Copy out the records in full, word for word, without pictures.

* _Records for the exercise_

— begin —

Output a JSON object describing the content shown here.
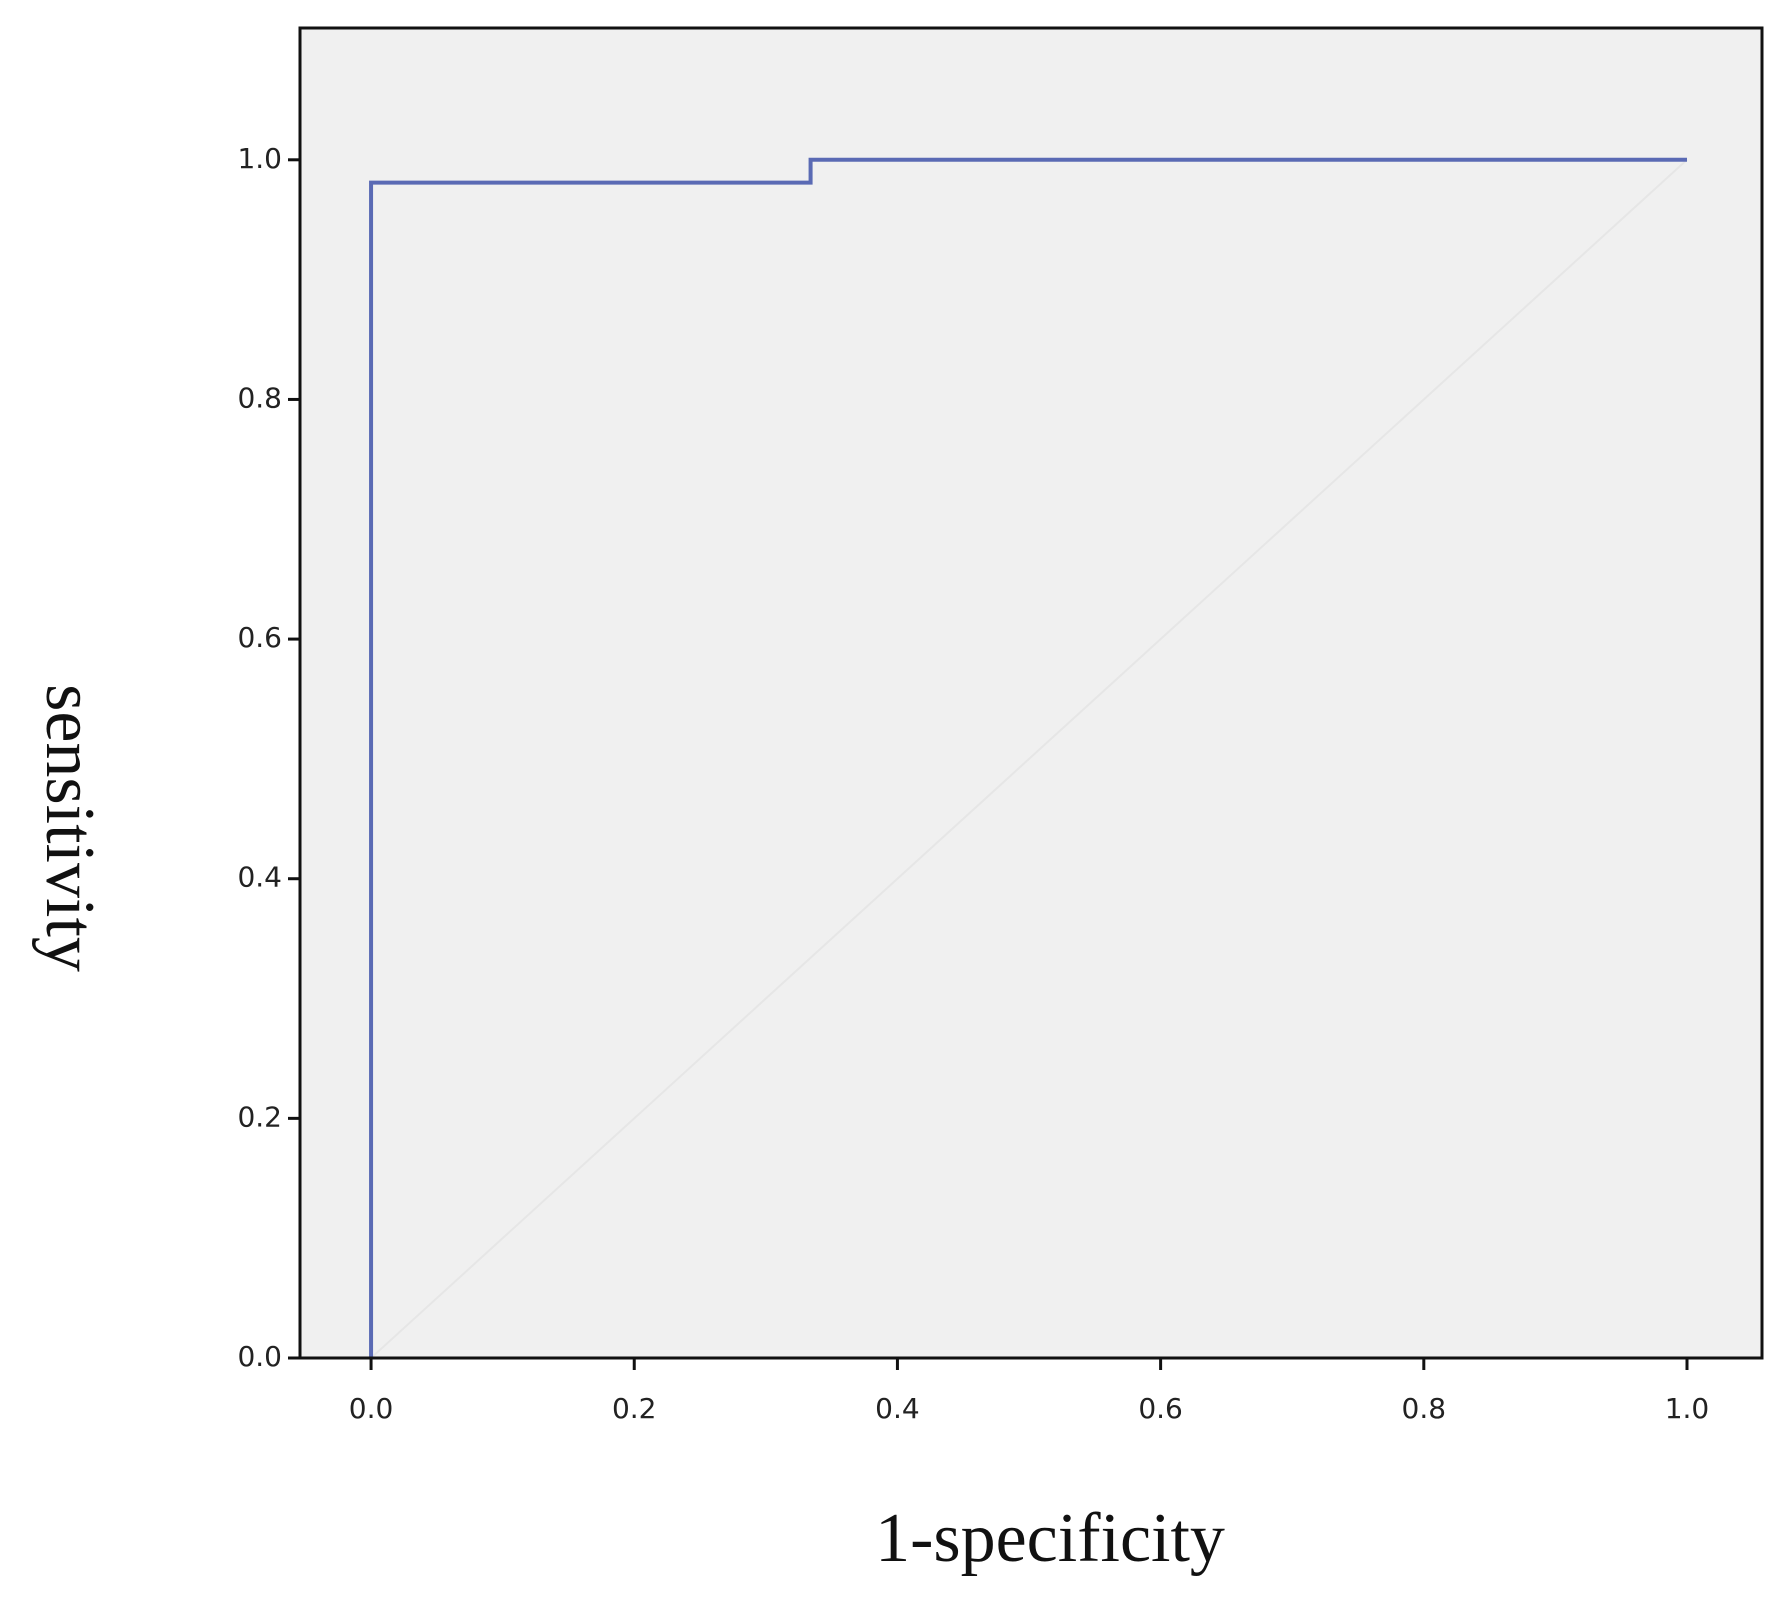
{
  "chart_data": {
    "type": "line",
    "x_label": "1-specificity",
    "y_label": "sensitivity",
    "series": [
      {
        "color": "#5a6ab4",
        "x": [
          0,
          0,
          0.334,
          0.334,
          1
        ],
        "values": [
          0,
          0.981,
          0.981,
          1,
          1
        ]
      },
      {
        "color": "#e6e6e6",
        "x": [
          0,
          1
        ],
        "values": [
          0,
          1
        ]
      }
    ],
    "xlim": [
      -0.054,
      1.057
    ],
    "ylim": [
      0,
      1.11
    ],
    "xticks": [
      {
        "value": 0,
        "label": "0.0"
      },
      {
        "value": 0.2,
        "label": "0.2"
      },
      {
        "value": 0.4,
        "label": "0.4"
      },
      {
        "value": 0.6,
        "label": "0.6"
      },
      {
        "value": 0.8,
        "label": "0.8"
      },
      {
        "value": 1,
        "label": "1.0"
      }
    ],
    "yticks": [
      {
        "value": 0,
        "label": "0.0"
      },
      {
        "value": 0.2,
        "label": "0.2"
      },
      {
        "value": 0.4,
        "label": "0.4"
      },
      {
        "value": 0.6,
        "label": "0.6"
      },
      {
        "value": 0.8,
        "label": "0.8"
      },
      {
        "value": 1,
        "label": "1.0"
      }
    ],
    "background": "#f0f0f0"
  }
}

— end —

* _Finished exercise_
Output a JSON object describing the content shown here.
{
  "chart_data": {
    "type": "line",
    "x_label": "1-specificity",
    "y_label": "sensitivity",
    "series": [
      {
        "color": "#5a6ab4",
        "x": [
          0,
          0,
          0.334,
          0.334,
          1
        ],
        "values": [
          0,
          0.981,
          0.981,
          1,
          1
        ]
      },
      {
        "color": "#e6e6e6",
        "x": [
          0,
          1
        ],
        "values": [
          0,
          1
        ]
      }
    ],
    "xlim": [
      -0.054,
      1.057
    ],
    "ylim": [
      0,
      1.11
    ],
    "xticks": [
      {
        "value": 0,
        "label": "0.0"
      },
      {
        "value": 0.2,
        "label": "0.2"
      },
      {
        "value": 0.4,
        "label": "0.4"
      },
      {
        "value": 0.6,
        "label": "0.6"
      },
      {
        "value": 0.8,
        "label": "0.8"
      },
      {
        "value": 1,
        "label": "1.0"
      }
    ],
    "yticks": [
      {
        "value": 0,
        "label": "0.0"
      },
      {
        "value": 0.2,
        "label": "0.2"
      },
      {
        "value": 0.4,
        "label": "0.4"
      },
      {
        "value": 0.6,
        "label": "0.6"
      },
      {
        "value": 0.8,
        "label": "0.8"
      },
      {
        "value": 1,
        "label": "1.0"
      }
    ],
    "background": "#f0f0f0"
  }
}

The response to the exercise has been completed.